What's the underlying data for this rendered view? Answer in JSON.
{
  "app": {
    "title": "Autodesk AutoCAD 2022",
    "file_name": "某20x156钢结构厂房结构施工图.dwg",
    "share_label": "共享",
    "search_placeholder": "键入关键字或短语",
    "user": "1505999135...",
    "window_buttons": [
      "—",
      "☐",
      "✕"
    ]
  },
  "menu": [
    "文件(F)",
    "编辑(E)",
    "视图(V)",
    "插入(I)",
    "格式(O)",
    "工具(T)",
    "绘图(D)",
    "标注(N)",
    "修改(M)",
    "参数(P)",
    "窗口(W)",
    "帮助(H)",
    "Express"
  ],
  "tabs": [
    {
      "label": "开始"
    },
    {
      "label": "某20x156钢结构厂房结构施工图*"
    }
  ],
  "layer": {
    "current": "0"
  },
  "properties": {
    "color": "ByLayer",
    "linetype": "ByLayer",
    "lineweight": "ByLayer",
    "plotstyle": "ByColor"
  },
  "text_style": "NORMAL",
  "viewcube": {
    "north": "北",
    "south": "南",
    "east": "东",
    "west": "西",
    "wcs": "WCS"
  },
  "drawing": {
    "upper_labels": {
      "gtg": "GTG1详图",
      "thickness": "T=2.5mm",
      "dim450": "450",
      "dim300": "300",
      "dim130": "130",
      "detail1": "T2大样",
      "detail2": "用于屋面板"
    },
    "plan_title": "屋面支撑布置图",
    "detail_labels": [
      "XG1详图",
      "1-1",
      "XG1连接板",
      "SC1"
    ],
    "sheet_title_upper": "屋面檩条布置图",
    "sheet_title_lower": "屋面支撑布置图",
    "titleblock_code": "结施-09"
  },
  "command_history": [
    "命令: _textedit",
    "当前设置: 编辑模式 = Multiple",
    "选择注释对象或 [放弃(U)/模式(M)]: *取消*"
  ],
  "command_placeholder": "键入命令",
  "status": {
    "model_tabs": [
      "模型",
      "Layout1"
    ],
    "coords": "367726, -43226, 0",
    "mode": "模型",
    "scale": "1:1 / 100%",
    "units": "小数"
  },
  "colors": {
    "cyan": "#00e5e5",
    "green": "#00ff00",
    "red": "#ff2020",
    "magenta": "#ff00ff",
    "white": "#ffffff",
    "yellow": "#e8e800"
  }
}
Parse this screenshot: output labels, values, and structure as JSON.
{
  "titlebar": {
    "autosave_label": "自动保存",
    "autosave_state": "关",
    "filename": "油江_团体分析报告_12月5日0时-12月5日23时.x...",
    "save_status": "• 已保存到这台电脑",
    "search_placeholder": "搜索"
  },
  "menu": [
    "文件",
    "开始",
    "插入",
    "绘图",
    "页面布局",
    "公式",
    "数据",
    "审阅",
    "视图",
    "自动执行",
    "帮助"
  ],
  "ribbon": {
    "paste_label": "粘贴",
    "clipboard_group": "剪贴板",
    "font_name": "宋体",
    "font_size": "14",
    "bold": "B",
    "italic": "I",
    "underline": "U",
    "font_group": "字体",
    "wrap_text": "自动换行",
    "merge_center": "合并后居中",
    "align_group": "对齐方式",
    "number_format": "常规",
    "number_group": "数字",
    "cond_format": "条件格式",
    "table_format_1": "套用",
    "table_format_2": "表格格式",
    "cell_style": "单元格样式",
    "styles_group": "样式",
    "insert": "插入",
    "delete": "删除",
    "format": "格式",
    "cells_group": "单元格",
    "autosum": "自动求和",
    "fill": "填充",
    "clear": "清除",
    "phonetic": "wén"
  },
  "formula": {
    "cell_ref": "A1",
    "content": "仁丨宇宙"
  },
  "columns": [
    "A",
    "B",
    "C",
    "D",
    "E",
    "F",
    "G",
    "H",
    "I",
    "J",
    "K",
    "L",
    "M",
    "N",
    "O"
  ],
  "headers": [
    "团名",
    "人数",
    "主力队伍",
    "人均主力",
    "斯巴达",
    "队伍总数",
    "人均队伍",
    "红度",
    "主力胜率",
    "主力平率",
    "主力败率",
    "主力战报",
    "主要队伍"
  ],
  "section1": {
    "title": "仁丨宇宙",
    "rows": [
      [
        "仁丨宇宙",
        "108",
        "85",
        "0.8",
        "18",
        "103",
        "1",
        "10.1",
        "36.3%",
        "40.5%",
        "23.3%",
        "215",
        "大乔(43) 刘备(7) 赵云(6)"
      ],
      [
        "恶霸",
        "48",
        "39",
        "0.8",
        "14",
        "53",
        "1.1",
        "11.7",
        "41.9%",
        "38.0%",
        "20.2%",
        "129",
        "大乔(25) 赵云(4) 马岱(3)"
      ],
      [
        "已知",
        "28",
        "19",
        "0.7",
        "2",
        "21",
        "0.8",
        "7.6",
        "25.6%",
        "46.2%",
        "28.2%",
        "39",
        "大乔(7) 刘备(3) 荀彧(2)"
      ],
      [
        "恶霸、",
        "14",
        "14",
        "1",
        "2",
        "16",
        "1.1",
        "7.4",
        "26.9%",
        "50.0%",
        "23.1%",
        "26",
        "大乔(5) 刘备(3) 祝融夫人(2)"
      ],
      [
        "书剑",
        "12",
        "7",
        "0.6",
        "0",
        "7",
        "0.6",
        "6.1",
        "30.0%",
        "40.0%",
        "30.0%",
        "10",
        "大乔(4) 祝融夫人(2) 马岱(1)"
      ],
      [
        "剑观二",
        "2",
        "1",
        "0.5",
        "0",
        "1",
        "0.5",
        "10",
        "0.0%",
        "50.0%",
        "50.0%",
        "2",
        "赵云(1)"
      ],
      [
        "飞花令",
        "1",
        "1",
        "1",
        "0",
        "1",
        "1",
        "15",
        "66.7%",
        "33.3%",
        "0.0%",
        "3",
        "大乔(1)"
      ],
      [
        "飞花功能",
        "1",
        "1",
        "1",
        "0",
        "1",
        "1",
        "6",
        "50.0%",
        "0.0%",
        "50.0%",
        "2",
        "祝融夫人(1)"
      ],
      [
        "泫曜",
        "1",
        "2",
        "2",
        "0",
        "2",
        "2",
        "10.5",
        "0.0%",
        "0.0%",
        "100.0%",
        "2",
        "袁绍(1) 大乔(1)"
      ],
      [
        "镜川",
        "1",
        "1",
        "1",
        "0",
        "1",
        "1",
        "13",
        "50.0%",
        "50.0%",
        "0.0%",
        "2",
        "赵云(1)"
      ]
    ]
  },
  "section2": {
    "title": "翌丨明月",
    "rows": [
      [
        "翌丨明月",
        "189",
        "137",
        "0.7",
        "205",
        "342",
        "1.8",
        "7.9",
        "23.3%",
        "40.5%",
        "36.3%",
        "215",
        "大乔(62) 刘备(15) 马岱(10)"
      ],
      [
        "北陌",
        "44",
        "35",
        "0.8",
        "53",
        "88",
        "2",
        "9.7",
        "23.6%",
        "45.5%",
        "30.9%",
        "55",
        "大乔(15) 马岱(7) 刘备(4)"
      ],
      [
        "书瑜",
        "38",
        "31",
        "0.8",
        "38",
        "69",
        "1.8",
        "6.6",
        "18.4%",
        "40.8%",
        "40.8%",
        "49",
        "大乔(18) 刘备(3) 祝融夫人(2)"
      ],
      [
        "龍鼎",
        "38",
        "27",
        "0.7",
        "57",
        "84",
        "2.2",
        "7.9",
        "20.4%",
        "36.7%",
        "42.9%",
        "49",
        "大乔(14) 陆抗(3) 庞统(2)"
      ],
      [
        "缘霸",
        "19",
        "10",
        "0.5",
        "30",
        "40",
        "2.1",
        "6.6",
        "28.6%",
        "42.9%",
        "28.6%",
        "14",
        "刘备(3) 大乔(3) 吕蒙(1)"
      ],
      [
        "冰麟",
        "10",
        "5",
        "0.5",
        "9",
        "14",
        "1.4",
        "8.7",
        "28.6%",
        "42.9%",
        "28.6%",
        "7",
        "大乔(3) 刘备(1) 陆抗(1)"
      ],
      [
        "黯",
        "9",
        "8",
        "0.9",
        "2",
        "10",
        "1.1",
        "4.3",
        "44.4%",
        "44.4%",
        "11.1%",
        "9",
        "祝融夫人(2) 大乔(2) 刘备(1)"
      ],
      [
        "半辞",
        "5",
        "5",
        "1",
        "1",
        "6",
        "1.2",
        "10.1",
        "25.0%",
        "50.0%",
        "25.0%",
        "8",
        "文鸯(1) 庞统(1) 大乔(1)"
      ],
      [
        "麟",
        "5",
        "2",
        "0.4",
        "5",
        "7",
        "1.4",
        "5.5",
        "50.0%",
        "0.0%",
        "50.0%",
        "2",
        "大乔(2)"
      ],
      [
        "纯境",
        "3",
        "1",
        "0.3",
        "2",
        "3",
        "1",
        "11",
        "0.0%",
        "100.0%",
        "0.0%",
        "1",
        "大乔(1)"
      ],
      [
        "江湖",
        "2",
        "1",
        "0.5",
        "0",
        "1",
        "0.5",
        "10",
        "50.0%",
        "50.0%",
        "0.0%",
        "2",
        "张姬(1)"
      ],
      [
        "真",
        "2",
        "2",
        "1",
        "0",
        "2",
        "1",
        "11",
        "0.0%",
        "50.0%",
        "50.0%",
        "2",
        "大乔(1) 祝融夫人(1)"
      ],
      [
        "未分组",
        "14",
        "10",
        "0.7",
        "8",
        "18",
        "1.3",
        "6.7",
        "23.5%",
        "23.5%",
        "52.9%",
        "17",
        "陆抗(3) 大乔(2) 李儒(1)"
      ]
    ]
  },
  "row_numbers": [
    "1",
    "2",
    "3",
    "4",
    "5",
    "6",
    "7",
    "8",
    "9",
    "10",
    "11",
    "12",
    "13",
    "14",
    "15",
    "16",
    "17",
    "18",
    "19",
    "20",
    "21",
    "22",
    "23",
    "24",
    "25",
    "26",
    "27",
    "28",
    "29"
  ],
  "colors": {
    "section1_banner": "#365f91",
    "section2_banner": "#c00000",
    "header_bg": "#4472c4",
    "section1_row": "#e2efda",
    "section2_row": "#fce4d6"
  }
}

-----

WHAT YOU ARE ASKED TO DO: Go through the data and gather every line that holds "this".

FINAL RESULT:
What's the underlying data for this rendered view? Answer in JSON.
Parse this screenshot: output labels, values, and structure as JSON.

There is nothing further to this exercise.